Layout annotation records:
=-=-=
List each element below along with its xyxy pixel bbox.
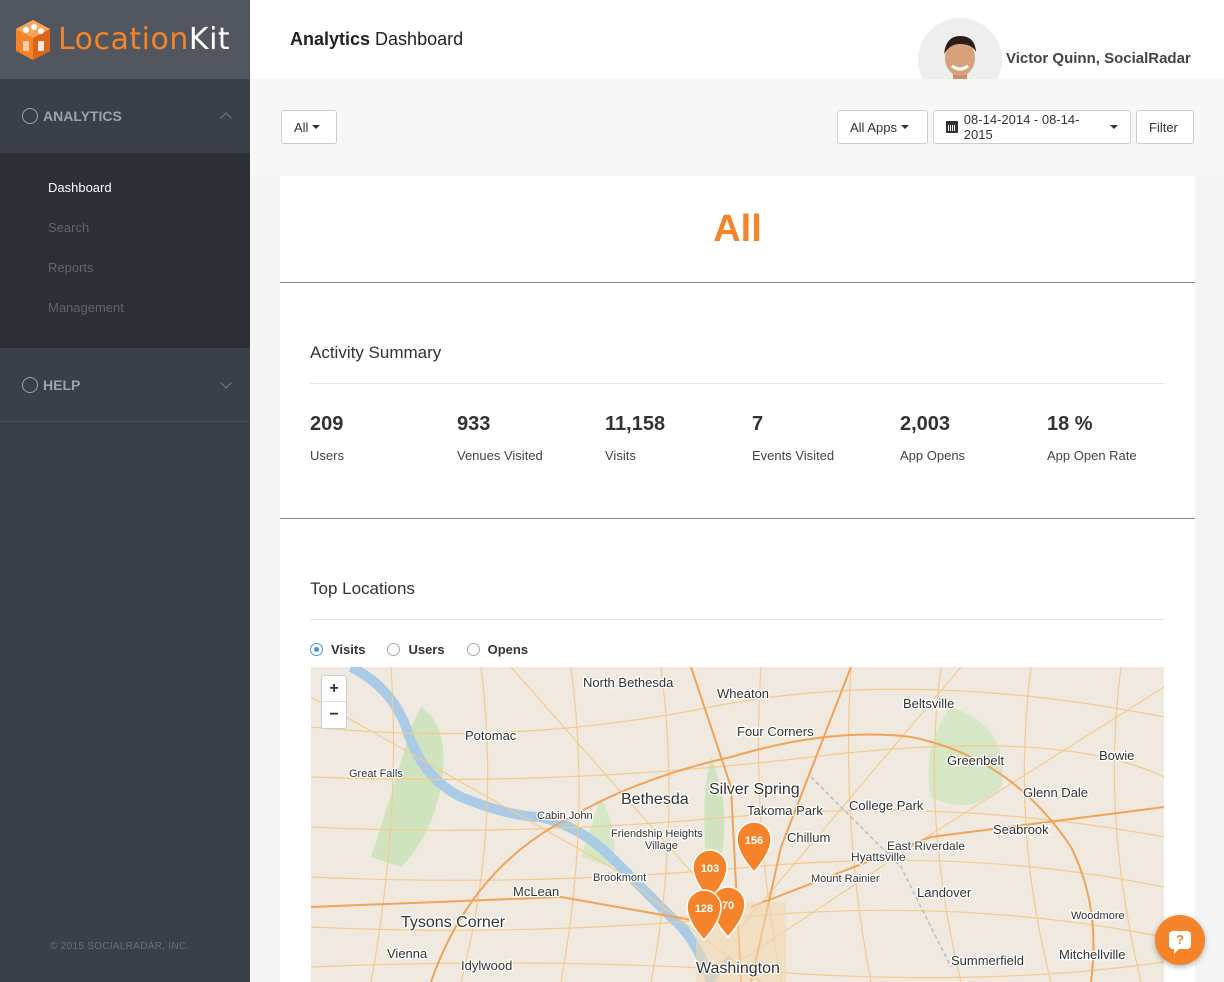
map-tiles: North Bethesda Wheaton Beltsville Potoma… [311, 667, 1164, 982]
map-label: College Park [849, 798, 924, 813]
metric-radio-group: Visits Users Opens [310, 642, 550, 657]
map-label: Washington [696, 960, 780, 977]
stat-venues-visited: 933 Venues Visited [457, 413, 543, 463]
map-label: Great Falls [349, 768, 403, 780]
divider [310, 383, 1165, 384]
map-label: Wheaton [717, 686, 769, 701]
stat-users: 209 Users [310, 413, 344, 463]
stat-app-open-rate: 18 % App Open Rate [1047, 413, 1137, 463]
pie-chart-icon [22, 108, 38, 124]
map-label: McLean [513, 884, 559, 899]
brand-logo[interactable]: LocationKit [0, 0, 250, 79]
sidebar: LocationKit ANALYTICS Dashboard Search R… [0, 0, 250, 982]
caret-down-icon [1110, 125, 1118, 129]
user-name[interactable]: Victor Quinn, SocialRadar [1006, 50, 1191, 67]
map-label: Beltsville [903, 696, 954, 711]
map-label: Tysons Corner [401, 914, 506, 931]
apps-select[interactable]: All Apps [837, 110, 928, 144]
=-=-=
Convert every line of the entries above into a JSON list of strings, one string per line, omitting blank lines and any picture placeholders.

[
  "List each element below along with its xyxy pixel bbox.",
  "map-tiles: North Bethesda Wheaton Beltsville Potoma… [311, 667, 1164, 982]",
  "map-label: College Park [849, 798, 924, 813]",
  "metric-radio-group: Visits Users Opens [310, 642, 550, 657]",
  "map-label: Washington [696, 960, 780, 977]",
  "stat-venues-visited: 933 Venues Visited [457, 413, 543, 463]",
  "map-label: Great Falls [349, 768, 403, 780]",
  "divider [310, 383, 1165, 384]",
  "map-label: Wheaton [717, 686, 769, 701]",
  "stat-users: 209 Users [310, 413, 344, 463]",
  "stat-app-open-rate: 18 % App Open Rate [1047, 413, 1137, 463]",
  "pie-chart-icon [22, 108, 38, 124]",
  "map-label: McLean [513, 884, 559, 899]",
  "brand-logo[interactable]: LocationKit [0, 0, 250, 79]",
  "sidebar: LocationKit ANALYTICS Dashboard Search R… [0, 0, 250, 982]",
  "caret-down-icon [1110, 125, 1118, 129]",
  "user-name[interactable]: Victor Quinn, SocialRadar [1006, 50, 1191, 67]",
  "map-label: Beltsville [903, 696, 954, 711]",
  "map-label: Tysons Corner [401, 914, 506, 931]",
  "apps-select[interactable]: All Apps [837, 110, 928, 144]"
]